GIVEN PROBLEM: Transcribe the material in full. Nothing should differ except that the pictures are left out.

------------------------------------------------

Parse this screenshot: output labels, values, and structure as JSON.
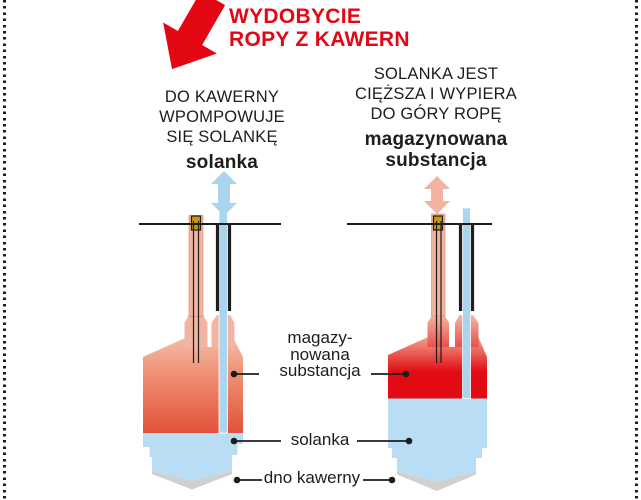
{
  "header": {
    "title_lines": [
      "WYDOBYCIE",
      "ROPY Z KAWERN"
    ],
    "title_color": "#e30613",
    "arrow_icon": "big-red-arrow-down-left"
  },
  "stage_left": {
    "caption_lines": [
      "DO KAWERNY",
      "WPOMPOWUJE",
      "SIĘ SOLANKĘ"
    ],
    "flow_label": "solanka",
    "flow_arrow": "double-vertical-arrow-blue"
  },
  "stage_right": {
    "caption_lines": [
      "SOLANKA JEST",
      "CIĘŻSZA I WYPIERA",
      "DO GÓRY ROPĘ"
    ],
    "flow_label_lines": [
      "magazynowana",
      "substancja"
    ],
    "flow_arrow": "double-vertical-arrow-salmon"
  },
  "callouts": {
    "substance_lines": [
      "magazy-",
      "nowana",
      "substancja"
    ],
    "brine": "solanka",
    "cavern_floor": "dno kawerny"
  },
  "colors": {
    "red": "#e30613",
    "cavern_red": "#e30b13",
    "salmon": "#f2b3a0",
    "light_blue": "#a9d5ef",
    "brine_blue": "#b9ddf4",
    "floor_gray": "#d2d0cc",
    "gold": "#c7990f",
    "ink": "#1d1d1b"
  }
}
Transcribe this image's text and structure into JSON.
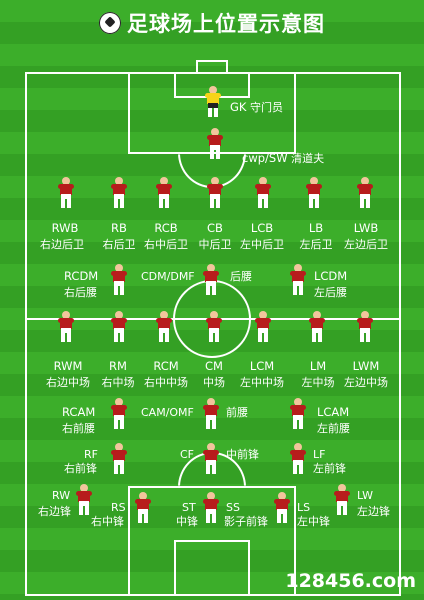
{
  "title": "足球场上位置示意图",
  "gk": {
    "abbr": "GK",
    "cn": "守门员"
  },
  "sw": {
    "abbr": "cwp/SW",
    "cn": "清道夫"
  },
  "defense": [
    {
      "abbr": "RWB",
      "cn": "右边后卫"
    },
    {
      "abbr": "RB",
      "cn": "右后卫"
    },
    {
      "abbr": "RCB",
      "cn": "右中后卫"
    },
    {
      "abbr": "CB",
      "cn": "中后卫"
    },
    {
      "abbr": "LCB",
      "cn": "左中后卫"
    },
    {
      "abbr": "LB",
      "cn": "左后卫"
    },
    {
      "abbr": "LWB",
      "cn": "左边后卫"
    }
  ],
  "dm": {
    "rcdm": {
      "abbr": "RCDM",
      "cn": "右后腰"
    },
    "cdm": {
      "abbr": "CDM/DMF",
      "cn": "后腰"
    },
    "lcdm": {
      "abbr": "LCDM",
      "cn": "左后腰"
    }
  },
  "midfield": [
    {
      "abbr": "RWM",
      "cn": "右边中场"
    },
    {
      "abbr": "RM",
      "cn": "右中场"
    },
    {
      "abbr": "RCM",
      "cn": "右中中场"
    },
    {
      "abbr": "CM",
      "cn": "中场"
    },
    {
      "abbr": "LCM",
      "cn": "左中中场"
    },
    {
      "abbr": "LM",
      "cn": "左中场"
    },
    {
      "abbr": "LWM",
      "cn": "左边中场"
    }
  ],
  "am": {
    "rcam": {
      "abbr": "RCAM",
      "cn": "右前腰"
    },
    "cam": {
      "abbr": "CAM/OMF",
      "cn": "前腰"
    },
    "lcam": {
      "abbr": "LCAM",
      "cn": "左前腰"
    }
  },
  "fwd": {
    "rf": {
      "abbr": "RF",
      "cn": "右前锋"
    },
    "cf": {
      "abbr": "CF",
      "cn": "中前锋"
    },
    "lf": {
      "abbr": "LF",
      "cn": "左前锋"
    }
  },
  "attack": {
    "rw": {
      "abbr": "RW",
      "cn": "右边锋"
    },
    "rs": {
      "abbr": "RS",
      "cn": "右中锋"
    },
    "st": {
      "abbr": "ST",
      "cn": "中锋"
    },
    "ss": {
      "abbr": "SS",
      "cn": "影子前锋"
    },
    "ls": {
      "abbr": "LS",
      "cn": "左中锋"
    },
    "lw": {
      "abbr": "LW",
      "cn": "左边锋"
    }
  },
  "watermark": "128456.com",
  "colors": {
    "grass_light": "#3cae2a",
    "grass_dark": "#34a024",
    "lines": "#ffffff",
    "shirt": "#b71c1c",
    "gk_shirt": "#f7d418"
  }
}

------------------------------------------------

RESULT OF THE TASK:
Parse this screenshot: output labels, values, and structure as JSON.
{
  "header": {
    "title_lines": [
      "WYDOBYCIE",
      "ROPY Z KAWERN"
    ],
    "title_color": "#e30613",
    "arrow_icon": "big-red-arrow-down-left"
  },
  "stage_left": {
    "caption_lines": [
      "DO KAWERNY",
      "WPOMPOWUJE",
      "SIĘ SOLANKĘ"
    ],
    "flow_label": "solanka",
    "flow_arrow": "double-vertical-arrow-blue"
  },
  "stage_right": {
    "caption_lines": [
      "SOLANKA JEST",
      "CIĘŻSZA I WYPIERA",
      "DO GÓRY ROPĘ"
    ],
    "flow_label_lines": [
      "magazynowana",
      "substancja"
    ],
    "flow_arrow": "double-vertical-arrow-salmon"
  },
  "callouts": {
    "substance_lines": [
      "magazy-",
      "nowana",
      "substancja"
    ],
    "brine": "solanka",
    "cavern_floor": "dno kawerny"
  },
  "colors": {
    "red": "#e30613",
    "cavern_red": "#e30b13",
    "salmon": "#f2b3a0",
    "light_blue": "#a9d5ef",
    "brine_blue": "#b9ddf4",
    "floor_gray": "#d2d0cc",
    "gold": "#c7990f",
    "ink": "#1d1d1b"
  }
}
Transcribe this image's text and structure into JSON.
{
  "title": "足球场上位置示意图",
  "gk": {
    "abbr": "GK",
    "cn": "守门员"
  },
  "sw": {
    "abbr": "cwp/SW",
    "cn": "清道夫"
  },
  "defense": [
    {
      "abbr": "RWB",
      "cn": "右边后卫"
    },
    {
      "abbr": "RB",
      "cn": "右后卫"
    },
    {
      "abbr": "RCB",
      "cn": "右中后卫"
    },
    {
      "abbr": "CB",
      "cn": "中后卫"
    },
    {
      "abbr": "LCB",
      "cn": "左中后卫"
    },
    {
      "abbr": "LB",
      "cn": "左后卫"
    },
    {
      "abbr": "LWB",
      "cn": "左边后卫"
    }
  ],
  "dm": {
    "rcdm": {
      "abbr": "RCDM",
      "cn": "右后腰"
    },
    "cdm": {
      "abbr": "CDM/DMF",
      "cn": "后腰"
    },
    "lcdm": {
      "abbr": "LCDM",
      "cn": "左后腰"
    }
  },
  "midfield": [
    {
      "abbr": "RWM",
      "cn": "右边中场"
    },
    {
      "abbr": "RM",
      "cn": "右中场"
    },
    {
      "abbr": "RCM",
      "cn": "右中中场"
    },
    {
      "abbr": "CM",
      "cn": "中场"
    },
    {
      "abbr": "LCM",
      "cn": "左中中场"
    },
    {
      "abbr": "LM",
      "cn": "左中场"
    },
    {
      "abbr": "LWM",
      "cn": "左边中场"
    }
  ],
  "am": {
    "rcam": {
      "abbr": "RCAM",
      "cn": "右前腰"
    },
    "cam": {
      "abbr": "CAM/OMF",
      "cn": "前腰"
    },
    "lcam": {
      "abbr": "LCAM",
      "cn": "左前腰"
    }
  },
  "fwd": {
    "rf": {
      "abbr": "RF",
      "cn": "右前锋"
    },
    "cf": {
      "abbr": "CF",
      "cn": "中前锋"
    },
    "lf": {
      "abbr": "LF",
      "cn": "左前锋"
    }
  },
  "attack": {
    "rw": {
      "abbr": "RW",
      "cn": "右边锋"
    },
    "rs": {
      "abbr": "RS",
      "cn": "右中锋"
    },
    "st": {
      "abbr": "ST",
      "cn": "中锋"
    },
    "ss": {
      "abbr": "SS",
      "cn": "影子前锋"
    },
    "ls": {
      "abbr": "LS",
      "cn": "左中锋"
    },
    "lw": {
      "abbr": "LW",
      "cn": "左边锋"
    }
  },
  "watermark": "128456.com",
  "colors": {
    "grass_light": "#3cae2a",
    "grass_dark": "#34a024",
    "lines": "#ffffff",
    "shirt": "#b71c1c",
    "gk_shirt": "#f7d418"
  }
}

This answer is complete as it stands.